• _TASK STATEMENT_
Gather every line below where "name" appears.

##### DATA LINES #####

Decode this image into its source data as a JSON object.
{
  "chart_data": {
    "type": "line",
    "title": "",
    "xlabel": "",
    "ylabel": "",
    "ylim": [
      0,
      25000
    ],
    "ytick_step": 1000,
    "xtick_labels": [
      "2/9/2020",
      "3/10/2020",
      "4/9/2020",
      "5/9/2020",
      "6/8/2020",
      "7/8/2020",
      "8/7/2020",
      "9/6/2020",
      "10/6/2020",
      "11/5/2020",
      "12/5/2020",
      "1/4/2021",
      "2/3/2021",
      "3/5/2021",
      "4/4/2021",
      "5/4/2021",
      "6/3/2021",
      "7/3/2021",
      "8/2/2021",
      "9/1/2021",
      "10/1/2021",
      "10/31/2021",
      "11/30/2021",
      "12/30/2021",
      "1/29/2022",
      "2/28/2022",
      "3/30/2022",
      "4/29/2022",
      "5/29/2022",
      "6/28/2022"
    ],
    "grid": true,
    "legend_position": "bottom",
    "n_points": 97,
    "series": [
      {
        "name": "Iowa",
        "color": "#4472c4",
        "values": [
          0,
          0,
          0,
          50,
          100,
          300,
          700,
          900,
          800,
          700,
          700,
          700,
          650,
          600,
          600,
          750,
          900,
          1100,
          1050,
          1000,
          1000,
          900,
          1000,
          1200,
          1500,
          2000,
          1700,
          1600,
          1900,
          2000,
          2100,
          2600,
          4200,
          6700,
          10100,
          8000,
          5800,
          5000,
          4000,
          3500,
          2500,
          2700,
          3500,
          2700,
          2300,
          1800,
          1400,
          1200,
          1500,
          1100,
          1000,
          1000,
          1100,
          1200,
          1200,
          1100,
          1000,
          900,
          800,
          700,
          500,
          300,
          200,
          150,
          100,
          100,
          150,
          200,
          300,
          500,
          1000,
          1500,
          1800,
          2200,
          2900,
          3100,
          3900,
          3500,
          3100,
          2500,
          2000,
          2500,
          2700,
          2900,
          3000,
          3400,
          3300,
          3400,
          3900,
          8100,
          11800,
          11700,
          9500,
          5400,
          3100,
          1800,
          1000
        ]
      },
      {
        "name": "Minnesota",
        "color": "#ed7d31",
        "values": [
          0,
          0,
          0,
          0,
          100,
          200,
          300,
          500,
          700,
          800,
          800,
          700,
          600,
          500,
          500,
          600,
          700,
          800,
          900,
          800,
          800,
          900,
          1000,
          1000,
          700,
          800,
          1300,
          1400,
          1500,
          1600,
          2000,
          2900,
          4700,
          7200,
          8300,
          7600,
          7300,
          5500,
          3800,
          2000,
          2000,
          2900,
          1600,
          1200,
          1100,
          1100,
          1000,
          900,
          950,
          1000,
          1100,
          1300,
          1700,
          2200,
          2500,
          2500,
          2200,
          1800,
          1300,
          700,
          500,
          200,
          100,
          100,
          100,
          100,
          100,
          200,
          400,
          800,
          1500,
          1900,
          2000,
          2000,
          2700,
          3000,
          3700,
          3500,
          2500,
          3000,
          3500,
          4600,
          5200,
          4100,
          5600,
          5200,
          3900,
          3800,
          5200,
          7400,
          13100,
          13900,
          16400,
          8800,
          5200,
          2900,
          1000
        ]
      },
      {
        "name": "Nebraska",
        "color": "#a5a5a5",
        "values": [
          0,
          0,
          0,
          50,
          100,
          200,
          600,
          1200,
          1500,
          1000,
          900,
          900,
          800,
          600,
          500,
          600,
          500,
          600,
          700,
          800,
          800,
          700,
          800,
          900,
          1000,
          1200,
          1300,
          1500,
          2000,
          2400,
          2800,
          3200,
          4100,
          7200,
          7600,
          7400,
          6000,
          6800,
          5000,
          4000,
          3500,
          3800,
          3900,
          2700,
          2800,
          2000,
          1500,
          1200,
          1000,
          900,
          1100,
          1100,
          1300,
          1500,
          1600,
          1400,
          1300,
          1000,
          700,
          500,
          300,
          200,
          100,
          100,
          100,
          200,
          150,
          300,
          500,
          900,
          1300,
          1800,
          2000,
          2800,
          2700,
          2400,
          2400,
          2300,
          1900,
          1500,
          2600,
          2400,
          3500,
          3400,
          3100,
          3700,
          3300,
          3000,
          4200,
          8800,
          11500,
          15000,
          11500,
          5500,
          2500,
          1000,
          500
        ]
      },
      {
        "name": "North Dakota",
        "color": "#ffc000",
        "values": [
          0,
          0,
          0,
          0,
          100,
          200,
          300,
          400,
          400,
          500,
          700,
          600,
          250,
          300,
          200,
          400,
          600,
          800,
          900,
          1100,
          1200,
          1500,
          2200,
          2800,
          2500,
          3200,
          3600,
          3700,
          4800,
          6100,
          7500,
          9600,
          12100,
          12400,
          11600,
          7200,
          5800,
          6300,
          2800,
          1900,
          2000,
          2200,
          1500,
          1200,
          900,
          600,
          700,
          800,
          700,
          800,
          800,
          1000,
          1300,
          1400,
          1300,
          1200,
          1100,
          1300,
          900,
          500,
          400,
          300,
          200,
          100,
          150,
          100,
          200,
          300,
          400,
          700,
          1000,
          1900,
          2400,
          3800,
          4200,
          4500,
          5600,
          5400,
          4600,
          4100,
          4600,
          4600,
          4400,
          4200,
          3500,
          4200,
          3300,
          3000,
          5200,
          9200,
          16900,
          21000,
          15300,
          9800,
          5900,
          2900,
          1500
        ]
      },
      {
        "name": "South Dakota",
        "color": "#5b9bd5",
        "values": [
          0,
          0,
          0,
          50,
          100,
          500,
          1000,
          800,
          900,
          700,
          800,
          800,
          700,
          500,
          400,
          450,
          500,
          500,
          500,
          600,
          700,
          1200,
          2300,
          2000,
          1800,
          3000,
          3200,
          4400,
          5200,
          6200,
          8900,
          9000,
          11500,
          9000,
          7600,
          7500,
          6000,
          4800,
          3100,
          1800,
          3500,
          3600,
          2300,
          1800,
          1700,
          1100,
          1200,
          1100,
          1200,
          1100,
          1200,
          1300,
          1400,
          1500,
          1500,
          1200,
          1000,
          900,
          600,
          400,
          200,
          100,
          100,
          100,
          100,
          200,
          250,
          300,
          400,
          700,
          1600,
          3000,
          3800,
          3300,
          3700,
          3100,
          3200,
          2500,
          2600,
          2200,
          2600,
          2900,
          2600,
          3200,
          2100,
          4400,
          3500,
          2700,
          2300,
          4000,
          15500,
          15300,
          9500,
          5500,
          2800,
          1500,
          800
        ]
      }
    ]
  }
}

#####

• _SOLUTION_
        "name": "Iowa",
        "name": "Minnesota",
        "name": "Nebraska",
        "name": "North Dakota",
        "name": "South Dakota",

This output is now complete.